**要做的事**
根据下面这篇讲跳蚤题的文章回答：
(a) 按文中分析，能组成的数的组合总数是多少种？
(b) 文中把 20 分解成了什么样的质因数乘积？
(c) 代码里常量 LEN 被设成了多少？

**原文**
● ● ● ●

POJ 1091 跳蚤

简单分析题意，是要满足a1 * x1 + a2 * x2 + a3 * x3 + ...... am * xm = 1， 就是要求x1, x2, x3 , .....xm的公约数为1, 否则不可能满足。能够组成的数的组合总数为m ^ n种， 然后求有公约数不只有1的数的组合，相减即为结果。

将m分解为质因数的乘积，例如20 = 2 ^ 2 * 5；然后公约数有2的数组个数为(m / 2) ^ n， 总数利用容斥原理求解。 

#include <iostream>
#include <cstdio>
#include <cstring>
#include <algorithm>
#include <vector>

using namespace std;

typedef long long ll;

const int LEN = 1e4 + 10;

bool is[LEN];
ll prime[LEN];
int cnt;
vector <int> v;

ll qpow(int n, int m) {
ll tmp = n;
ll ret = 1;
while (m) {
if (m & 1) {
ret *= tmp;
}
m >>= 1;
tmp = tmp * tmp;
}
return ret;
}

void getPrime() {
cnt = 0;
memset(is, 0, sizeof(is));
for (int i = 2; i < LEN; i++) {
if (is[i])

● ● ● ●

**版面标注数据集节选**

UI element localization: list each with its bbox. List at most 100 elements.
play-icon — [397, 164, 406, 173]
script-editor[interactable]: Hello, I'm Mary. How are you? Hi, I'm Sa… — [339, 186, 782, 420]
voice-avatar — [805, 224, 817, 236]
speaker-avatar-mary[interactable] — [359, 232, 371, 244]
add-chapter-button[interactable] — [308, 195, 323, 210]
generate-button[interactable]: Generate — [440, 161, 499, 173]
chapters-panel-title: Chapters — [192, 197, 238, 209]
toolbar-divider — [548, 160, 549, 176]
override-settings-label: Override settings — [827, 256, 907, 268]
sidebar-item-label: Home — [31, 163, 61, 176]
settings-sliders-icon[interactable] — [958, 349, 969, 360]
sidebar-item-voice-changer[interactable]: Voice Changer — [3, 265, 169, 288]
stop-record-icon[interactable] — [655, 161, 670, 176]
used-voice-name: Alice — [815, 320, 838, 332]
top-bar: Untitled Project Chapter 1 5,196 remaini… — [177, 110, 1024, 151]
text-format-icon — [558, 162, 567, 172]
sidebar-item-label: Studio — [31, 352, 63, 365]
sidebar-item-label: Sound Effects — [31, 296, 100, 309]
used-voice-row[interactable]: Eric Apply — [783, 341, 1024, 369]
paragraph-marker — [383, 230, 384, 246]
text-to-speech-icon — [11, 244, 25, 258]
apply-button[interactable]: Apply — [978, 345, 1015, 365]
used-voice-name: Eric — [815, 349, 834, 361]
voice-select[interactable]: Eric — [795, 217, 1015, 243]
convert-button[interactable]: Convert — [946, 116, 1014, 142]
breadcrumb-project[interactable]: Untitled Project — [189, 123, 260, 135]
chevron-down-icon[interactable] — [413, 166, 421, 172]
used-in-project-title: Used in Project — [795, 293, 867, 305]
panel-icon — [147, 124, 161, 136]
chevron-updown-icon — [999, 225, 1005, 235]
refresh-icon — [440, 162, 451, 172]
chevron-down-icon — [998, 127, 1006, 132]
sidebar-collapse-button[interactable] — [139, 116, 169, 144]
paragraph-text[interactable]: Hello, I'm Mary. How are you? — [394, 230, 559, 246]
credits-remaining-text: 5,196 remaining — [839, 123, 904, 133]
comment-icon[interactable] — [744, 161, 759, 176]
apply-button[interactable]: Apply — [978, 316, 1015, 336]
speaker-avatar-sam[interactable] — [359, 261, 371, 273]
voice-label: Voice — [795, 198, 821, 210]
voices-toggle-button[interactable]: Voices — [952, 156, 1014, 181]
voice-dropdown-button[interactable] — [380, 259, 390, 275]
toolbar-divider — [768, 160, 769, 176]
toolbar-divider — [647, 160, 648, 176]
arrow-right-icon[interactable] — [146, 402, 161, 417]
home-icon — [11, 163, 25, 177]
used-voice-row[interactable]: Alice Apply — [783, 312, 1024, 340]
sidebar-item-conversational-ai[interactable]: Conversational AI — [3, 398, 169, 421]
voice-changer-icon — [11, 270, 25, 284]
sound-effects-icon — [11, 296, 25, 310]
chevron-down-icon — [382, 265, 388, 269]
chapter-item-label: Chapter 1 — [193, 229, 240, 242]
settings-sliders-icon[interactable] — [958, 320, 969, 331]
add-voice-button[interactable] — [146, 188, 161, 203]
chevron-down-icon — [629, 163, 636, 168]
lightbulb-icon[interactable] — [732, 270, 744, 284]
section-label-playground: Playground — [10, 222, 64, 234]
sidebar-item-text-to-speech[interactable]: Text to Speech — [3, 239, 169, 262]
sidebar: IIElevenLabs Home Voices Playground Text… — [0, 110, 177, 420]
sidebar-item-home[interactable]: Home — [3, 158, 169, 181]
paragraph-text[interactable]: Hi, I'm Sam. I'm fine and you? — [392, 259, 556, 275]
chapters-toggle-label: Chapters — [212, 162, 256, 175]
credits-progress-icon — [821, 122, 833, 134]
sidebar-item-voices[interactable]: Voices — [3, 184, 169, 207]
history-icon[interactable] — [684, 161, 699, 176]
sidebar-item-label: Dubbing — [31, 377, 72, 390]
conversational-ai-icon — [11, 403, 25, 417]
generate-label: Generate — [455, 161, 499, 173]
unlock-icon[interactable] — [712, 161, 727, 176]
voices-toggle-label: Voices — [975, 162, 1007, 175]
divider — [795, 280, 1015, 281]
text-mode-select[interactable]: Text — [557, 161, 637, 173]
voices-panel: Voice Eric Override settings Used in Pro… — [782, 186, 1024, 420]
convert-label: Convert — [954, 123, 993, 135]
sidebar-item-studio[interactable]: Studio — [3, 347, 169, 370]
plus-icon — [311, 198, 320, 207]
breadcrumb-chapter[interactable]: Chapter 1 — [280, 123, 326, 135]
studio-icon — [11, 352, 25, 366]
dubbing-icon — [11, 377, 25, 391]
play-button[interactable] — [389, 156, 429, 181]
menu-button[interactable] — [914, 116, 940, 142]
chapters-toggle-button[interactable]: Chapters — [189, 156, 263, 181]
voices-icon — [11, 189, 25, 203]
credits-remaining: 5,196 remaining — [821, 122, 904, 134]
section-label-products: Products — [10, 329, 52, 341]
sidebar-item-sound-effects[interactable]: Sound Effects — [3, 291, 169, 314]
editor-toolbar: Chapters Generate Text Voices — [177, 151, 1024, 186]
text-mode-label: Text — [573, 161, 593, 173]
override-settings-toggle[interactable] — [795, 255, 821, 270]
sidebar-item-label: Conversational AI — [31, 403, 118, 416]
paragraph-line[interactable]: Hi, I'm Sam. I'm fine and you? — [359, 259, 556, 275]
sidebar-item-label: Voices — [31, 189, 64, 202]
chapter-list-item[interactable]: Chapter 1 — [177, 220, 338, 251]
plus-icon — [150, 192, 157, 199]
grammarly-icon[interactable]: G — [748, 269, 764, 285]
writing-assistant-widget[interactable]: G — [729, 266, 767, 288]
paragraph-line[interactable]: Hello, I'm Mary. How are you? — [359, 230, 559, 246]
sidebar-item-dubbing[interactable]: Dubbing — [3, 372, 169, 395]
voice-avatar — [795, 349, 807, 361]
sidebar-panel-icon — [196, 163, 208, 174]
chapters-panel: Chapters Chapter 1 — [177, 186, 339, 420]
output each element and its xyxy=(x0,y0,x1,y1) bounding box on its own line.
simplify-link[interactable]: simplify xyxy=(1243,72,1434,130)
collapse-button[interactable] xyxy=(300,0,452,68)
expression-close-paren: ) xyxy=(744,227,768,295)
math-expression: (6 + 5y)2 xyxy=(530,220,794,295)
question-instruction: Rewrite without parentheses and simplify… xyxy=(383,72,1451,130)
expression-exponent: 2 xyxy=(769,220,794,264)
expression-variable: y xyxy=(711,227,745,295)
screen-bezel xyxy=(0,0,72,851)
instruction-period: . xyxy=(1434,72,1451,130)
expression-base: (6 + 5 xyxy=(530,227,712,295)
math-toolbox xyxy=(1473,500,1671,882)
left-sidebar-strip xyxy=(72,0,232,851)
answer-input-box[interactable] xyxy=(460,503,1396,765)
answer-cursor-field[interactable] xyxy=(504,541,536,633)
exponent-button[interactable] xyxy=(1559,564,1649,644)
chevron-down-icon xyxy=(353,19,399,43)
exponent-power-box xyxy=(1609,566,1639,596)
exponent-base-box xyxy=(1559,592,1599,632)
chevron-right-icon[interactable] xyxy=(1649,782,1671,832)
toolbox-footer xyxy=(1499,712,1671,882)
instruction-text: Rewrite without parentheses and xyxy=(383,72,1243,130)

● ● ● ●

**参考答案**
(a) m ^ n 种。
(b) 20 = 2 ^ 2 * 5。
(c) 1e4 + 10。